Determine how many lines hold "JSON" and give only that number.
..............................
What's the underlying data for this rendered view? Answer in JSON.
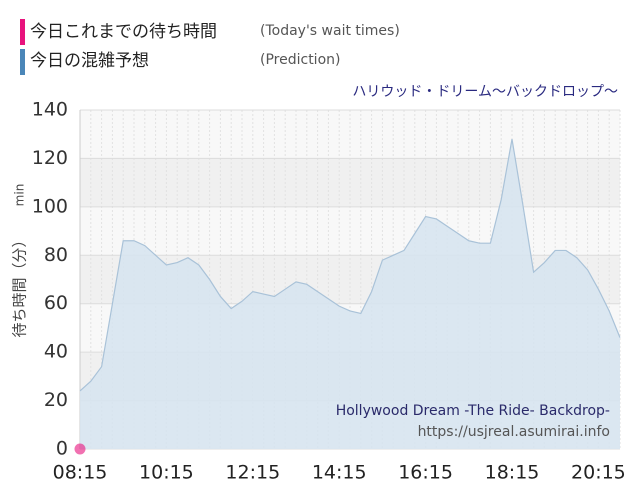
{
  "chart_data": {
    "type": "area",
    "title": "ハリウッド・ドリーム～バックドロップ～",
    "ylabel": "待ち時間（分）",
    "yunit": "min",
    "watermark": [
      "Hollywood Dream -The Ride- Backdrop-",
      "https://usjreal.asumirai.info"
    ],
    "categories": [
      "08:15",
      null,
      null,
      null,
      null,
      null,
      null,
      null,
      "10:15",
      null,
      null,
      null,
      null,
      null,
      null,
      null,
      "12:15",
      null,
      null,
      null,
      null,
      null,
      null,
      null,
      "14:15",
      null,
      null,
      null,
      null,
      null,
      null,
      null,
      "16:15",
      null,
      null,
      null,
      null,
      null,
      null,
      null,
      "18:15",
      null,
      null,
      null,
      null,
      null,
      null,
      null,
      "20:15",
      null,
      null
    ],
    "series": [
      {
        "name": "今日これまでの待ち時間",
        "note": "(Today's wait times)",
        "color": "#e8137d",
        "values": [
          0,
          null,
          null,
          null,
          null,
          null,
          null,
          null,
          null,
          null,
          null,
          null,
          null,
          null,
          null,
          null,
          null,
          null,
          null,
          null,
          null,
          null,
          null,
          null,
          null,
          null,
          null,
          null,
          null,
          null,
          null,
          null,
          null,
          null,
          null,
          null,
          null,
          null,
          null,
          null,
          null,
          null,
          null,
          null,
          null,
          null,
          null,
          null,
          null,
          null,
          null
        ]
      },
      {
        "name": "今日の混雑予想",
        "note": "(Prediction)",
        "color": "#4a86b8",
        "values": [
          24,
          28,
          34,
          60,
          86,
          86,
          84,
          80,
          76,
          77,
          79,
          76,
          70,
          63,
          58,
          61,
          65,
          64,
          63,
          66,
          69,
          68,
          65,
          62,
          59,
          57,
          56,
          65,
          78,
          80,
          82,
          89,
          96,
          95,
          92,
          89,
          86,
          85,
          85,
          103,
          128,
          101,
          73,
          77,
          82,
          82,
          79,
          74,
          66,
          57,
          46
        ]
      }
    ],
    "ylim": [
      0,
      140
    ],
    "yticks": [
      0,
      20,
      40,
      60,
      80,
      100,
      120,
      140
    ],
    "grid": true
  }
}
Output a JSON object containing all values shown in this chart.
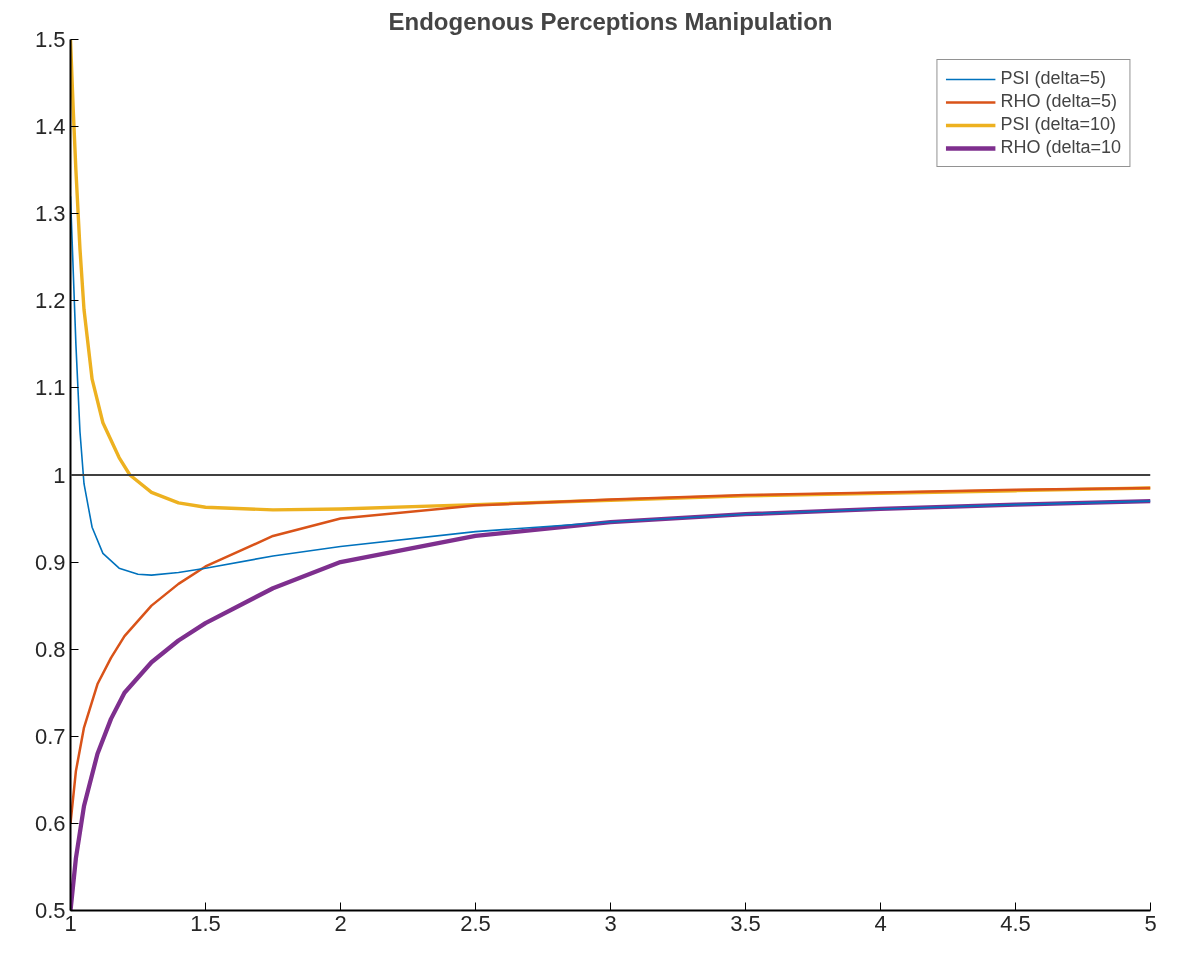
{
  "chart_data": {
    "type": "line",
    "title": "Endogenous Perceptions Manipulation",
    "xlim": [
      1,
      5
    ],
    "ylim": [
      0.5,
      1.5
    ],
    "xticks": [
      1,
      1.5,
      2,
      2.5,
      3,
      3.5,
      4,
      4.5,
      5
    ],
    "yticks": [
      0.5,
      0.6,
      0.7,
      0.8,
      0.9,
      1,
      1.1,
      1.2,
      1.3,
      1.4,
      1.5
    ],
    "grid": false,
    "legend": "top right",
    "marker": "none",
    "line_style": "solid",
    "ref_lines": [
      {
        "axis": "y",
        "value": 1,
        "color": "#404040"
      }
    ],
    "series": [
      {
        "name": "PSI (delta=5)",
        "color": "#0072bd",
        "x": [
          1,
          1.02,
          1.035,
          1.05,
          1.08,
          1.12,
          1.18,
          1.25,
          1.3,
          1.4,
          1.5,
          1.75,
          2,
          2.5,
          3,
          3.5,
          4,
          4.5,
          5
        ],
        "values": [
          1.32,
          1.15,
          1.05,
          0.99,
          0.94,
          0.91,
          0.893,
          0.886,
          0.885,
          0.888,
          0.893,
          0.907,
          0.918,
          0.935,
          0.946,
          0.955,
          0.961,
          0.966,
          0.97
        ]
      },
      {
        "name": "RHO (delta=5)",
        "color": "#d95319",
        "x": [
          1,
          1.02,
          1.05,
          1.1,
          1.15,
          1.2,
          1.3,
          1.4,
          1.5,
          1.75,
          2,
          2.5,
          3,
          3.5,
          4,
          4.5,
          5
        ],
        "values": [
          0.6,
          0.66,
          0.71,
          0.76,
          0.79,
          0.815,
          0.85,
          0.875,
          0.895,
          0.93,
          0.95,
          0.965,
          0.972,
          0.977,
          0.98,
          0.983,
          0.985
        ]
      },
      {
        "name": "PSI (delta=10)",
        "color": "#edb120",
        "x": [
          1,
          1.01,
          1.02,
          1.035,
          1.05,
          1.08,
          1.12,
          1.18,
          1.22,
          1.3,
          1.4,
          1.5,
          1.75,
          2,
          2.5,
          3,
          3.5,
          4,
          4.5,
          5
        ],
        "values": [
          1.5,
          1.42,
          1.35,
          1.26,
          1.19,
          1.11,
          1.06,
          1.02,
          1.0,
          0.98,
          0.968,
          0.963,
          0.96,
          0.961,
          0.966,
          0.971,
          0.976,
          0.979,
          0.982,
          0.985
        ]
      },
      {
        "name": "RHO (delta=10",
        "color": "#7e2f8e",
        "x": [
          1,
          1.02,
          1.05,
          1.1,
          1.15,
          1.2,
          1.3,
          1.4,
          1.5,
          1.75,
          2,
          2.5,
          3,
          3.5,
          4,
          4.5,
          5
        ],
        "values": [
          0.5,
          0.56,
          0.62,
          0.68,
          0.72,
          0.75,
          0.785,
          0.81,
          0.83,
          0.87,
          0.9,
          0.93,
          0.946,
          0.955,
          0.961,
          0.966,
          0.97
        ]
      }
    ]
  }
}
..............................
Written solution:
2